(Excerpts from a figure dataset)

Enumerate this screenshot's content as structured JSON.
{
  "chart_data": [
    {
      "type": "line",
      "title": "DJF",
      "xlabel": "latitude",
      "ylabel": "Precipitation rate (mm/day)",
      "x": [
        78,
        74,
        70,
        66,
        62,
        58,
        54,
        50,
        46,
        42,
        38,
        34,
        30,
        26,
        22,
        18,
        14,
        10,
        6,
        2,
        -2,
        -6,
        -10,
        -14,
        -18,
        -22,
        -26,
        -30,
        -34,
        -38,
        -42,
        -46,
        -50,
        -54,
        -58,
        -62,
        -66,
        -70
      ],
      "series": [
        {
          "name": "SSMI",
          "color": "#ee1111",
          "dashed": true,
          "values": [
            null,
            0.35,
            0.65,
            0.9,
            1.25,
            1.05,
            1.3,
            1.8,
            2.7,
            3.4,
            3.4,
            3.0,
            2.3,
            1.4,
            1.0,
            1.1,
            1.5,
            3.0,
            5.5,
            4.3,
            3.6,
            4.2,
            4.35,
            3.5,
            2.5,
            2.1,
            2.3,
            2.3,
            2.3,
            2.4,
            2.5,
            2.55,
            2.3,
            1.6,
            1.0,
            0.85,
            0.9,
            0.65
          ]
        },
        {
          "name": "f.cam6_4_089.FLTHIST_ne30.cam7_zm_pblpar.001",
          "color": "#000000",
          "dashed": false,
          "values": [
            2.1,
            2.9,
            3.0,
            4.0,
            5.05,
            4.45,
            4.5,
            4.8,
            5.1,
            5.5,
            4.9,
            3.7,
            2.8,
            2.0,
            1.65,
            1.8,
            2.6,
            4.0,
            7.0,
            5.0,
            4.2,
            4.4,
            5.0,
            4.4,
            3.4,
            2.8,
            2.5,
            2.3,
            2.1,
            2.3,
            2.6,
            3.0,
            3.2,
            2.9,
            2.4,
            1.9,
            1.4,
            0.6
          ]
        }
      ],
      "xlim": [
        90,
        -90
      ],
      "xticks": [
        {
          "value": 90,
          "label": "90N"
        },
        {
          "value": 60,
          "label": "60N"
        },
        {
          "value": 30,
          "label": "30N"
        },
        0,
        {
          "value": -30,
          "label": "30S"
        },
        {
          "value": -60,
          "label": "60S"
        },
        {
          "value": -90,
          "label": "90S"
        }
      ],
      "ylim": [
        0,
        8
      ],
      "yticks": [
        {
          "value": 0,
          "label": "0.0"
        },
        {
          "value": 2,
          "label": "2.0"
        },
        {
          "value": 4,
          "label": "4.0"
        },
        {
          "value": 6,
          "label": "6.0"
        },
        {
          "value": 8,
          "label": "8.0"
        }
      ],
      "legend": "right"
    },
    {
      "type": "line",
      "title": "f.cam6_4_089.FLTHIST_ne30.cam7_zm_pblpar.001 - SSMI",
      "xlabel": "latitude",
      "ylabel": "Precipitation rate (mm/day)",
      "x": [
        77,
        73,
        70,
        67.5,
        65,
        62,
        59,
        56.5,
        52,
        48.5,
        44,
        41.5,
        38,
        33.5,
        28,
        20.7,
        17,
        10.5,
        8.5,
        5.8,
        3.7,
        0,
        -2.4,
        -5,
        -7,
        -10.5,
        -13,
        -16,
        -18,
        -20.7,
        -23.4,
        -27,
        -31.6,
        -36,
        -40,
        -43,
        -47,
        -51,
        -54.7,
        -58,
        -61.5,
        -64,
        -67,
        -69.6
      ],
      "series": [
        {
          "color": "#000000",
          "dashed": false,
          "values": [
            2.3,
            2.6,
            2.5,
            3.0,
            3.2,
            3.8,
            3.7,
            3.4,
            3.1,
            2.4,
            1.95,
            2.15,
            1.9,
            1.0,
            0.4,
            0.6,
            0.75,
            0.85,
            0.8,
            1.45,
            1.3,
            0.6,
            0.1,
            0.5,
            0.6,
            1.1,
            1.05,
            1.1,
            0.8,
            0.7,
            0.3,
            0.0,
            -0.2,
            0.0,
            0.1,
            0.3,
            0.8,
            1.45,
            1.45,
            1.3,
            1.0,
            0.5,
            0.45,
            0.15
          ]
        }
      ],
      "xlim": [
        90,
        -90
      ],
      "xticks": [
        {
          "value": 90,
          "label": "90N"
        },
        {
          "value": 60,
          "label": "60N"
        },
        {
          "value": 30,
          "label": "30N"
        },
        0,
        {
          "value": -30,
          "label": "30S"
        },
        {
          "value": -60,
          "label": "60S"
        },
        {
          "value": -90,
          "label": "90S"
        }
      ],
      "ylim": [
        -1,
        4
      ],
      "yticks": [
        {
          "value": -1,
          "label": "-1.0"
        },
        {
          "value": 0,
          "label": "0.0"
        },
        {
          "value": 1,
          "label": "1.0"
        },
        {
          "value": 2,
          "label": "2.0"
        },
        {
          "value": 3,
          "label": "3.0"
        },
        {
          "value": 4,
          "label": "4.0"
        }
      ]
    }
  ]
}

#### PROMPT:
Extract the full listing and reproduce each line exactly.

#### WRITTEN ANSWER:
Enumerate this screenshot's content as structured JSON.
{
  "chart_data": [
    {
      "type": "line",
      "title": "DJF",
      "xlabel": "latitude",
      "ylabel": "Precipitation rate (mm/day)",
      "x": [
        78,
        74,
        70,
        66,
        62,
        58,
        54,
        50,
        46,
        42,
        38,
        34,
        30,
        26,
        22,
        18,
        14,
        10,
        6,
        2,
        -2,
        -6,
        -10,
        -14,
        -18,
        -22,
        -26,
        -30,
        -34,
        -38,
        -42,
        -46,
        -50,
        -54,
        -58,
        -62,
        -66,
        -70
      ],
      "series": [
        {
          "name": "SSMI",
          "color": "#ee1111",
          "dashed": true,
          "values": [
            null,
            0.35,
            0.65,
            0.9,
            1.25,
            1.05,
            1.3,
            1.8,
            2.7,
            3.4,
            3.4,
            3.0,
            2.3,
            1.4,
            1.0,
            1.1,
            1.5,
            3.0,
            5.5,
            4.3,
            3.6,
            4.2,
            4.35,
            3.5,
            2.5,
            2.1,
            2.3,
            2.3,
            2.3,
            2.4,
            2.5,
            2.55,
            2.3,
            1.6,
            1.0,
            0.85,
            0.9,
            0.65
          ]
        },
        {
          "name": "f.cam6_4_089.FLTHIST_ne30.cam7_zm_pblpar.001",
          "color": "#000000",
          "dashed": false,
          "values": [
            2.1,
            2.9,
            3.0,
            4.0,
            5.05,
            4.45,
            4.5,
            4.8,
            5.1,
            5.5,
            4.9,
            3.7,
            2.8,
            2.0,
            1.65,
            1.8,
            2.6,
            4.0,
            7.0,
            5.0,
            4.2,
            4.4,
            5.0,
            4.4,
            3.4,
            2.8,
            2.5,
            2.3,
            2.1,
            2.3,
            2.6,
            3.0,
            3.2,
            2.9,
            2.4,
            1.9,
            1.4,
            0.6
          ]
        }
      ],
      "xlim": [
        90,
        -90
      ],
      "xticks": [
        {
          "value": 90,
          "label": "90N"
        },
        {
          "value": 60,
          "label": "60N"
        },
        {
          "value": 30,
          "label": "30N"
        },
        0,
        {
          "value": -30,
          "label": "30S"
        },
        {
          "value": -60,
          "label": "60S"
        },
        {
          "value": -90,
          "label": "90S"
        }
      ],
      "ylim": [
        0,
        8
      ],
      "yticks": [
        {
          "value": 0,
          "label": "0.0"
        },
        {
          "value": 2,
          "label": "2.0"
        },
        {
          "value": 4,
          "label": "4.0"
        },
        {
          "value": 6,
          "label": "6.0"
        },
        {
          "value": 8,
          "label": "8.0"
        }
      ],
      "legend": "right"
    },
    {
      "type": "line",
      "title": "f.cam6_4_089.FLTHIST_ne30.cam7_zm_pblpar.001 - SSMI",
      "xlabel": "latitude",
      "ylabel": "Precipitation rate (mm/day)",
      "x": [
        77,
        73,
        70,
        67.5,
        65,
        62,
        59,
        56.5,
        52,
        48.5,
        44,
        41.5,
        38,
        33.5,
        28,
        20.7,
        17,
        10.5,
        8.5,
        5.8,
        3.7,
        0,
        -2.4,
        -5,
        -7,
        -10.5,
        -13,
        -16,
        -18,
        -20.7,
        -23.4,
        -27,
        -31.6,
        -36,
        -40,
        -43,
        -47,
        -51,
        -54.7,
        -58,
        -61.5,
        -64,
        -67,
        -69.6
      ],
      "series": [
        {
          "color": "#000000",
          "dashed": false,
          "values": [
            2.3,
            2.6,
            2.5,
            3.0,
            3.2,
            3.8,
            3.7,
            3.4,
            3.1,
            2.4,
            1.95,
            2.15,
            1.9,
            1.0,
            0.4,
            0.6,
            0.75,
            0.85,
            0.8,
            1.45,
            1.3,
            0.6,
            0.1,
            0.5,
            0.6,
            1.1,
            1.05,
            1.1,
            0.8,
            0.7,
            0.3,
            0.0,
            -0.2,
            0.0,
            0.1,
            0.3,
            0.8,
            1.45,
            1.45,
            1.3,
            1.0,
            0.5,
            0.45,
            0.15
          ]
        }
      ],
      "xlim": [
        90,
        -90
      ],
      "xticks": [
        {
          "value": 90,
          "label": "90N"
        },
        {
          "value": 60,
          "label": "60N"
        },
        {
          "value": 30,
          "label": "30N"
        },
        0,
        {
          "value": -30,
          "label": "30S"
        },
        {
          "value": -60,
          "label": "60S"
        },
        {
          "value": -90,
          "label": "90S"
        }
      ],
      "ylim": [
        -1,
        4
      ],
      "yticks": [
        {
          "value": -1,
          "label": "-1.0"
        },
        {
          "value": 0,
          "label": "0.0"
        },
        {
          "value": 1,
          "label": "1.0"
        },
        {
          "value": 2,
          "label": "2.0"
        },
        {
          "value": 3,
          "label": "3.0"
        },
        {
          "value": 4,
          "label": "4.0"
        }
      ]
    }
  ]
}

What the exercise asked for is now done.